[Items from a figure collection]

--- Begin ---

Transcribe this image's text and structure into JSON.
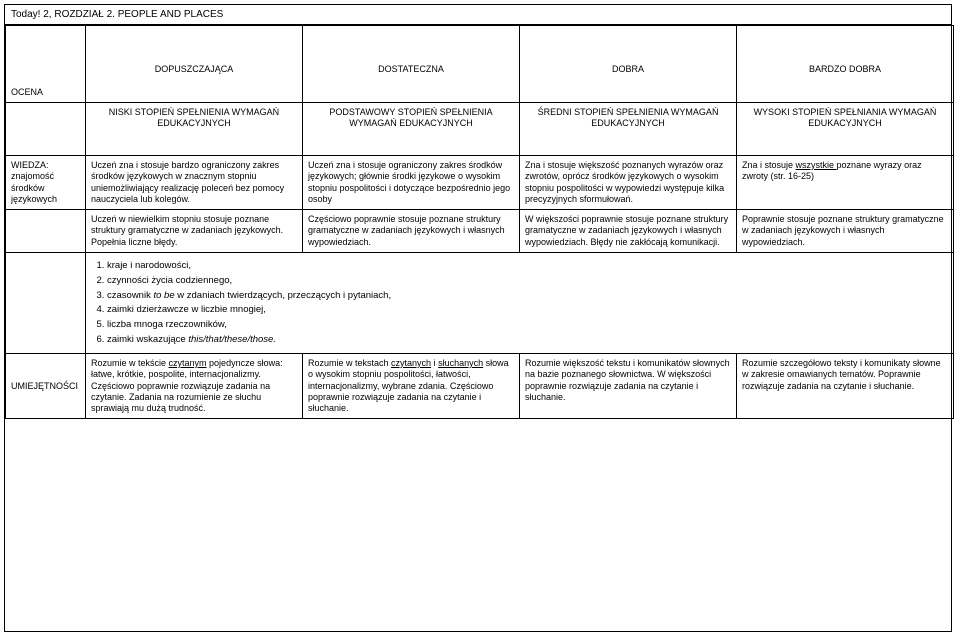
{
  "title": "Today! 2, ROZDZIAŁ 2. PEOPLE AND PLACES",
  "label_ocena": "OCENA",
  "grades": {
    "g1": "DOPUSZCZAJĄCA",
    "g2": "DOSTATECZNA",
    "g3": "DOBRA",
    "g4": "BARDZO DOBRA"
  },
  "levels": {
    "l1": "NISKI STOPIEŃ SPEŁNIENIA WYMAGAŃ EDUKACYJNYCH",
    "l2": "PODSTAWOWY STOPIEŃ SPEŁNIENIA WYMAGAŃ EDUKACYJNYCH",
    "l3": "ŚREDNI STOPIEŃ SPEŁNIENIA WYMAGAŃ EDUKACYJNYCH",
    "l4": "WYSOKI STOPIEŃ SPEŁNIANIA WYMAGAŃ EDUKACYJNYCH"
  },
  "row1_label_a": "WIEDZA:",
  "row1_label_b": "znajomość środków językowych",
  "row1": {
    "c1": "Uczeń zna i stosuje bardzo ograniczony zakres środków językowych w znacznym stopniu uniemożliwiający realizację poleceń bez pomocy nauczyciela lub kolegów.",
    "c2": "Uczeń zna i stosuje ograniczony zakres środków językowych; głównie środki językowe o wysokim stopniu pospolitości i dotyczące bezpośrednio jego osoby",
    "c3": "Zna i stosuje większość poznanych wyrazów oraz zwrotów, oprócz środków językowych o wysokim stopniu pospolitości w wypowiedzi występuje kilka precyzyjnych sformułowań.",
    "c4a": "Zna i stosuje ",
    "c4u": "wszystkie ",
    "c4b": "poznane wyrazy oraz zwroty (str. 16-25)"
  },
  "row2": {
    "c1": "Uczeń w niewielkim stopniu stosuje poznane struktury gramatyczne w zadaniach językowych. Popełnia liczne błędy.",
    "c2": "Częściowo poprawnie stosuje poznane struktury gramatyczne w zadaniach językowych i własnych wypowiedziach.",
    "c3": "W większości poprawnie stosuje poznane struktury gramatyczne w zadaniach językowych i własnych wypowiedziach. Błędy nie zakłócają komunikacji.",
    "c4": "Poprawnie stosuje poznane struktury gramatyczne w zadaniach językowych i własnych wypowiedziach."
  },
  "topics": {
    "t1": "kraje i narodowości,",
    "t2": "czynności życia codziennego,",
    "t3a": "czasownik ",
    "t3i": "to be",
    "t3b": " w zdaniach twierdzących, przeczących i pytaniach,",
    "t4": "zaimki dzierżawcze w liczbie mnogiej,",
    "t5": "liczba mnoga rzeczowników,",
    "t6a": "zaimki wskazujące ",
    "t6i": "this/that/these/those."
  },
  "row4_label": "UMIEJĘTNOŚCI",
  "row4": {
    "c1a": "Rozumie w tekście ",
    "c1u": "czytanym",
    "c1b": " pojedyncze słowa: łatwe, krótkie, pospolite, internacjonalizmy. Częściowo poprawnie rozwiązuje zadania na czytanie. Zadania na rozumienie ze słuchu sprawiają mu dużą trudność.",
    "c2a": "Rozumie w tekstach ",
    "c2u1": "czytanych",
    "c2m": " i ",
    "c2u2": "słuchanych",
    "c2b": " słowa o wysokim stopniu pospolitości, łatwości, internacjonalizmy, wybrane zdania. Częściowo poprawnie rozwiązuje zadania na czytanie i słuchanie.",
    "c3": "Rozumie większość tekstu i komunikatów słownych na bazie poznanego słownictwa. W większości poprawnie rozwiązuje zadania na czytanie i słuchanie.",
    "c4": "Rozumie szczegółowo teksty i komunikaty słowne w zakresie omawianych tematów. Poprawnie rozwiązuje zadania na czytanie i słuchanie."
  }
}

--- End ---

Your task — Answer with one number: how many lines in the listing hold "SPEŁNIENIA".

Solution to the problem — 3